Material for this exercise
◆ ◆ ◆ ◆ ◆

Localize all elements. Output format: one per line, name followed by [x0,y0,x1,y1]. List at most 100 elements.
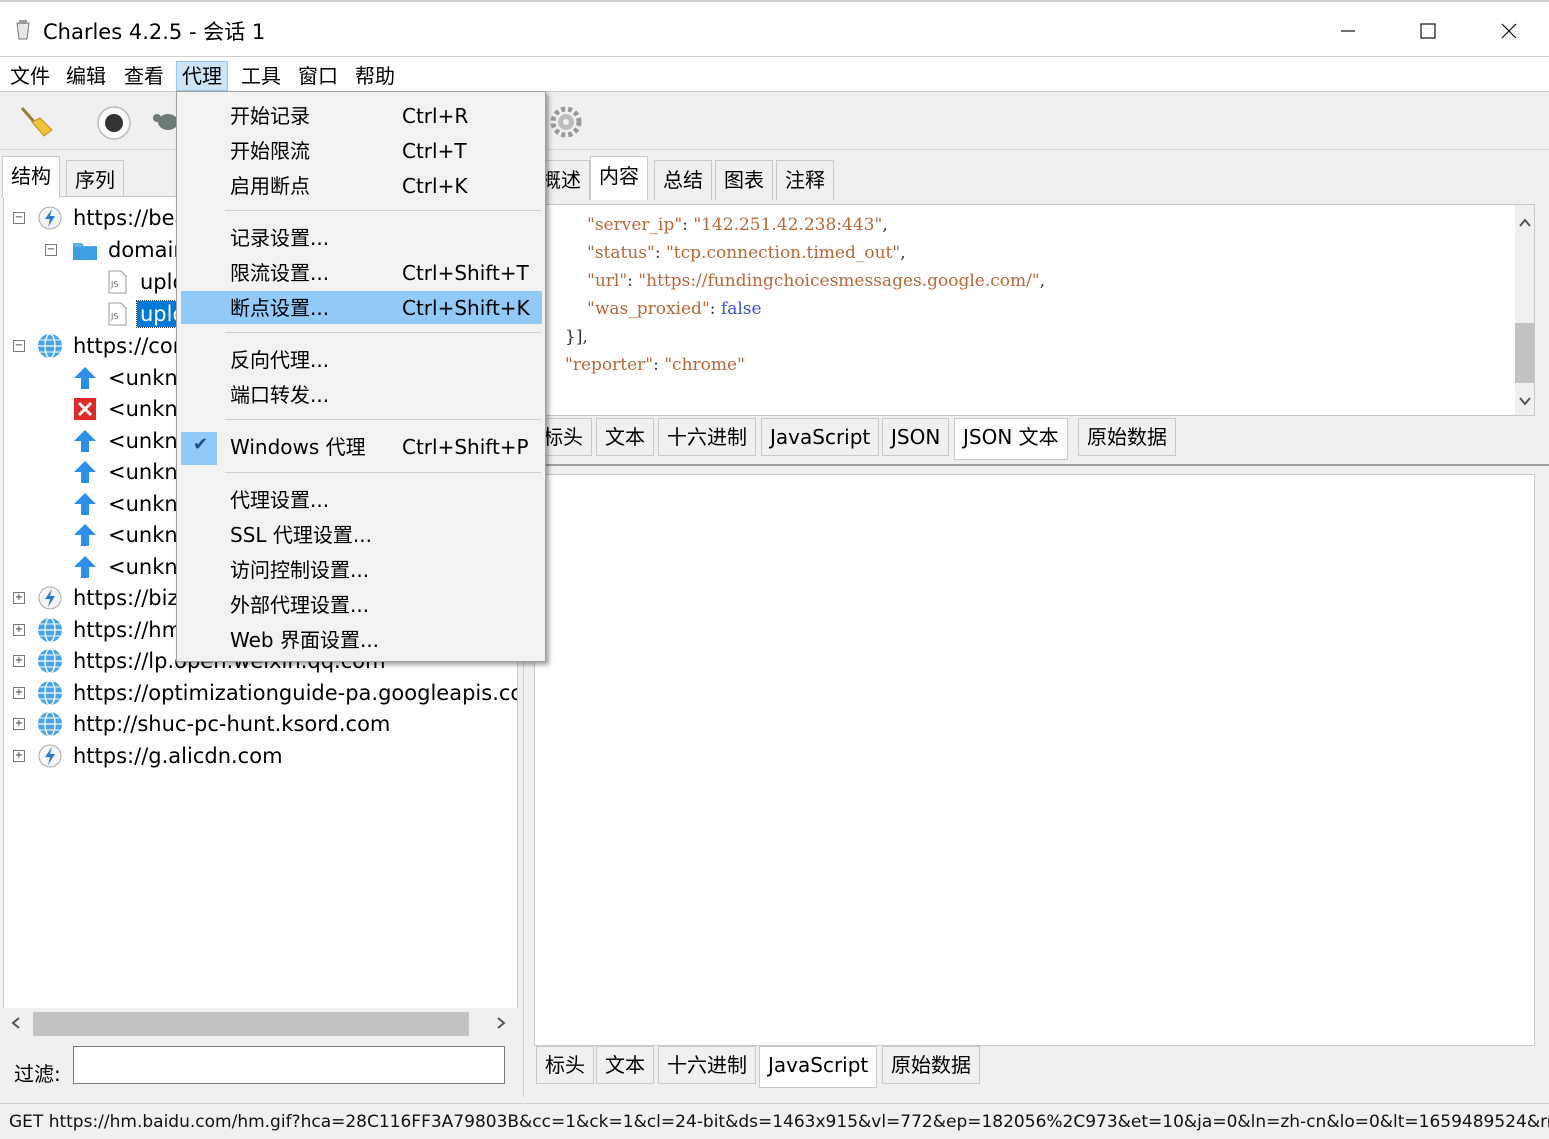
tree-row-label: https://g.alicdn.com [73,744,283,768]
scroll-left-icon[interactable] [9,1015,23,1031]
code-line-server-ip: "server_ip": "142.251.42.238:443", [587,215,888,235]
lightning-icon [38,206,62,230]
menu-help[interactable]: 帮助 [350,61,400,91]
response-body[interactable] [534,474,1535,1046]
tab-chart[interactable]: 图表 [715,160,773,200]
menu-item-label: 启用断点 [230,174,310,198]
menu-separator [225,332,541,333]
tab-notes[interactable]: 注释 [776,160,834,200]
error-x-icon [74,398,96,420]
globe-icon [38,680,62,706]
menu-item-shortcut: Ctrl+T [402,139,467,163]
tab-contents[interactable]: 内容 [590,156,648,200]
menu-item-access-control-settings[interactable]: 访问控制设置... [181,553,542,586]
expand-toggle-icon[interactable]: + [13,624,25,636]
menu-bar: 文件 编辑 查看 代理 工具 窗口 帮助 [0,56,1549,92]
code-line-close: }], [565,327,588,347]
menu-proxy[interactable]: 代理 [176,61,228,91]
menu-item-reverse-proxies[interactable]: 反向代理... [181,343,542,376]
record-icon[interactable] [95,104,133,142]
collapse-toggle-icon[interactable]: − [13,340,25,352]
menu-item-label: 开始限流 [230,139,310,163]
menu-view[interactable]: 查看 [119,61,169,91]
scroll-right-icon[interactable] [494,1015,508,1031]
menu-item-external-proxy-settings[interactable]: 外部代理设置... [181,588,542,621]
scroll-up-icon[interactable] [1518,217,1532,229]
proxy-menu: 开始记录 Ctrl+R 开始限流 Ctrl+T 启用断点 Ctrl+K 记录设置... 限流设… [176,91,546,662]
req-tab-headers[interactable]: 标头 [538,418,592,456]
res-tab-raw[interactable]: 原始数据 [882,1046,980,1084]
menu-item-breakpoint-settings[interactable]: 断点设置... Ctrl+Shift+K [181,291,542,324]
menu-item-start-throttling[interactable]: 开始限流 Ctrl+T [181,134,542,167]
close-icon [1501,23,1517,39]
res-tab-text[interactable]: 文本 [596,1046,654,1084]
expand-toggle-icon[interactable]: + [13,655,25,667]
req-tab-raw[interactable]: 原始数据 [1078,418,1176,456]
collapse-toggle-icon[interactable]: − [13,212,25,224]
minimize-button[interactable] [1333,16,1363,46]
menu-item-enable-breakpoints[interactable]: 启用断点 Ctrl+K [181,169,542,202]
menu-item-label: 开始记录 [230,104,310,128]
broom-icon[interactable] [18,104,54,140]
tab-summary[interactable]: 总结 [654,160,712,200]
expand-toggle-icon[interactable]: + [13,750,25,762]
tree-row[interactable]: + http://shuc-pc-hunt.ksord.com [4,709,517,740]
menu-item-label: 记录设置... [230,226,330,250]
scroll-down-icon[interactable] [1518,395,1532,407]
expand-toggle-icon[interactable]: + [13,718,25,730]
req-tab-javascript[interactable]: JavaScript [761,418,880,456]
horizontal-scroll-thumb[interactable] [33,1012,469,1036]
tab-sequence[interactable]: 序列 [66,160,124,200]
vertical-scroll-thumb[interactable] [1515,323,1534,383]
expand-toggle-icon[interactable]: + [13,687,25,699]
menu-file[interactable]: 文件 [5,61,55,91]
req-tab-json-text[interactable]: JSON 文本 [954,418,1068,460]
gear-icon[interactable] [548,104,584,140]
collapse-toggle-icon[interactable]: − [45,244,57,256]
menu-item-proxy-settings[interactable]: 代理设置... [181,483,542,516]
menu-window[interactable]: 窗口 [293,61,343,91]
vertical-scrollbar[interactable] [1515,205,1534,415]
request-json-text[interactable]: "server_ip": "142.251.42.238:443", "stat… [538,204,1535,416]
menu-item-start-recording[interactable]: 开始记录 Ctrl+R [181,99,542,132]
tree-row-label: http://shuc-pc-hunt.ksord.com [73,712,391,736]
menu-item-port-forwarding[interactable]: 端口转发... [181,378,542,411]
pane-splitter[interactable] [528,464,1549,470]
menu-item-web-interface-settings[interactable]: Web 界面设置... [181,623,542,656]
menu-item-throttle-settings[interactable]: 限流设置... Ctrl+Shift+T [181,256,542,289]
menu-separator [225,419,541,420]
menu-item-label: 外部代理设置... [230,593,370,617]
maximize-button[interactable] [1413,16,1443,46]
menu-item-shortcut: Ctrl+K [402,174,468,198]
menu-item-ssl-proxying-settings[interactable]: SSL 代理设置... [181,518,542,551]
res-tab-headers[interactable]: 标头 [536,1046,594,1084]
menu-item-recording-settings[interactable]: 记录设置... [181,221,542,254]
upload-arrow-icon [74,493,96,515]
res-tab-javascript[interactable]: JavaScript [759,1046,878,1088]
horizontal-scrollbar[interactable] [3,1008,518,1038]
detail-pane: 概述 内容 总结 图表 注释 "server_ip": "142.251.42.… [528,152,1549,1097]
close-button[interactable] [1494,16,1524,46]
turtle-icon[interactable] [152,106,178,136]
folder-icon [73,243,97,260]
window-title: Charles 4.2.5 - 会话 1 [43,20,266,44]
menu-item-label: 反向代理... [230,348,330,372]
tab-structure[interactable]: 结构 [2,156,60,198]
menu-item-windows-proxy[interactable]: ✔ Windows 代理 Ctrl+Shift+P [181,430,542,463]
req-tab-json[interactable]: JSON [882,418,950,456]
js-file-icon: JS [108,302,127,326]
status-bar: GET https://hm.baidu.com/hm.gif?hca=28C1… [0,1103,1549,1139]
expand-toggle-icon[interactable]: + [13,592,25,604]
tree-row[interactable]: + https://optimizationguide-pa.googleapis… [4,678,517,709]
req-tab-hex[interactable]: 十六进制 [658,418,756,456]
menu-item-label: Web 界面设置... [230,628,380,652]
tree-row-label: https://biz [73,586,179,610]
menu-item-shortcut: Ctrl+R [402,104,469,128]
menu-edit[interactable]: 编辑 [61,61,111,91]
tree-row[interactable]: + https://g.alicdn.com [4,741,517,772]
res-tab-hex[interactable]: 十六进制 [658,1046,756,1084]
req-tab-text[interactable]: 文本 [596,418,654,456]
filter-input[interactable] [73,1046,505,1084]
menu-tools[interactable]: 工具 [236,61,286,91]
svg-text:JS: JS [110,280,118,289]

◆ ◆ ◆ ◆ ◆

Copy out everything in the material from the line containing "tree-row-label: https://g.alicdn.com [73,744,283,768]" down to the line containing "menu-bar: 文件 编辑 查看 代理 工具 窗口 帮助 [0,56,1549,92]", including both of those lines, with each line unchanged.

tree-row-label: https://g.alicdn.com [73,744,283,768]
scroll-left-icon[interactable] [9,1015,23,1031]
code-line-server-ip: "server_ip": "142.251.42.238:443", [587,215,888,235]
lightning-icon [38,206,62,230]
menu-help[interactable]: 帮助 [350,61,400,91]
response-body[interactable] [534,474,1535,1046]
tab-chart[interactable]: 图表 [715,160,773,200]
menu-item-label: 启用断点 [230,174,310,198]
menu-separator [225,332,541,333]
tab-notes[interactable]: 注释 [776,160,834,200]
error-x-icon [74,398,96,420]
globe-icon [38,680,62,706]
menu-item-shortcut: Ctrl+T [402,139,467,163]
tab-contents[interactable]: 内容 [590,156,648,200]
menu-item-access-control-settings[interactable]: 访问控制设置... [181,553,542,586]
expand-toggle-icon[interactable]: + [13,624,25,636]
menu-bar: 文件 编辑 查看 代理 工具 窗口 帮助 [0,56,1549,92]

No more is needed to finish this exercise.